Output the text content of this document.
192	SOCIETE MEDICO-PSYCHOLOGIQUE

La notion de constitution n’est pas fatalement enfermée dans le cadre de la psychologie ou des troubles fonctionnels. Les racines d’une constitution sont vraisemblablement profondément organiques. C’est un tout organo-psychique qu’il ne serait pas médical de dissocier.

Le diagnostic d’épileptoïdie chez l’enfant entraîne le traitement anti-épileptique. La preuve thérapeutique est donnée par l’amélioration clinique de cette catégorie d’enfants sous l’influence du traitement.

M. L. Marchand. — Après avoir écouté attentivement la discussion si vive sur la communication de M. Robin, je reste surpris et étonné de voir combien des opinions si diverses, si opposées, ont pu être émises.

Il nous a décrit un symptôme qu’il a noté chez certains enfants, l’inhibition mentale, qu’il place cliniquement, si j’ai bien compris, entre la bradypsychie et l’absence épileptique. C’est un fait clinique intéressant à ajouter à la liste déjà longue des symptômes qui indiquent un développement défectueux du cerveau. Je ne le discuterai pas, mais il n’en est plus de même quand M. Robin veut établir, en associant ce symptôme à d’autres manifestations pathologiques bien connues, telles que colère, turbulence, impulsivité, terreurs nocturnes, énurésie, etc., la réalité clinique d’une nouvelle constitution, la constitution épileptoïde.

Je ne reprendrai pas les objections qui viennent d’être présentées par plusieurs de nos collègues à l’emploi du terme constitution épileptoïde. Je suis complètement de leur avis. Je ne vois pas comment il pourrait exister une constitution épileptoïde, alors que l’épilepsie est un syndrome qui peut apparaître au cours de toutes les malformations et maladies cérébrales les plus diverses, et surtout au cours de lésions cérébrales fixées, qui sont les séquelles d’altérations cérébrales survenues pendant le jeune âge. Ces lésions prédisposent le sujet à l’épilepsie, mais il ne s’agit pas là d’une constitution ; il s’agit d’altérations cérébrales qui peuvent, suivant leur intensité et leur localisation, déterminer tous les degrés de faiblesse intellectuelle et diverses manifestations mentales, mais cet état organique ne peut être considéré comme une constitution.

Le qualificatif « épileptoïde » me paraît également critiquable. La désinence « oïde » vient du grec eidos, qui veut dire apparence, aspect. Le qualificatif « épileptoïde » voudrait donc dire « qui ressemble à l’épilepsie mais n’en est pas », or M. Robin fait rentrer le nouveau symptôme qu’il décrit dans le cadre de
________________
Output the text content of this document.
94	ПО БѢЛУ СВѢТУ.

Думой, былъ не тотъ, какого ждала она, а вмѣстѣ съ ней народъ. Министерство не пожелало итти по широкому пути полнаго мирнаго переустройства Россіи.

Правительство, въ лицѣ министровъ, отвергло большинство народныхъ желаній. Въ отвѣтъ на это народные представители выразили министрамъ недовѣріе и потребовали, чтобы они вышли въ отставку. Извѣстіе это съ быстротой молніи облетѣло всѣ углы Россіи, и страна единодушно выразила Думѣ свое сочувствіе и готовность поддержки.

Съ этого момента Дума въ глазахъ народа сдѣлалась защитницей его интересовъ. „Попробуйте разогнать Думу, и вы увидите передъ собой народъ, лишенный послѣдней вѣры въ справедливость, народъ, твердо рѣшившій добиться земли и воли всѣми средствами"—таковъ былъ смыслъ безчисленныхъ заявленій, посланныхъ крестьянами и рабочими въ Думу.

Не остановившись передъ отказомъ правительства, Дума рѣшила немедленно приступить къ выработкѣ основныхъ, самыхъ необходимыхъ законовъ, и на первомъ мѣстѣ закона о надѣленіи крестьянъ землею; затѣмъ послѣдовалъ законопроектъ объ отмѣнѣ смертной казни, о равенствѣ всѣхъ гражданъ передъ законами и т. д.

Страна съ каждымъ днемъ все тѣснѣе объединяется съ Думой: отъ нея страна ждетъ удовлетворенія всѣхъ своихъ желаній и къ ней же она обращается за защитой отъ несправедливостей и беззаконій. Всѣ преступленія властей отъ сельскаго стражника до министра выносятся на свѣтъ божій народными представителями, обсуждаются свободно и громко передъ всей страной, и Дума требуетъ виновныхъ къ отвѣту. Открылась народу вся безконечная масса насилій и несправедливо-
________________
Copy every line in the entries above that has the string "Дума" in it.

■ The answer:
Съ этого момента Дума въ глазахъ народа сдѣлалась защитницей его интересовъ. „Попробуйте разогнать Думу, и вы увидите передъ собой народъ, лишенный послѣдней вѣры въ справедливость, народъ, твердо рѣшившій добиться земли и воли всѣми средствами"—таковъ былъ смыслъ безчисленныхъ заявленій, посланныхъ крестьянами и рабочими въ Думу.
Не остановившись передъ отказомъ правительства, Дума рѣшила немедленно приступить къ выработкѣ основныхъ, самыхъ необходимыхъ законовъ, и на первомъ мѣстѣ закона о надѣленіи крестьянъ землею; затѣмъ послѣдовалъ законопроектъ объ отмѣнѣ смертной казни, о равенствѣ всѣхъ гражданъ передъ законами и т. д.
Страна съ каждымъ днемъ все тѣснѣе объединяется съ Думой: отъ нея страна ждетъ удовлетворенія всѣхъ своихъ желаній и къ ней же она обращается за защитой отъ несправедливостей и беззаконій. Всѣ преступленія властей отъ сельскаго стражника до министра выносятся на свѣтъ божій народными представителями, обсуждаются свободно и громко передъ всей страной, и Дума требуетъ виновныхъ къ отвѣту. Открылась народу вся безконечная масса насилій и несправедливо-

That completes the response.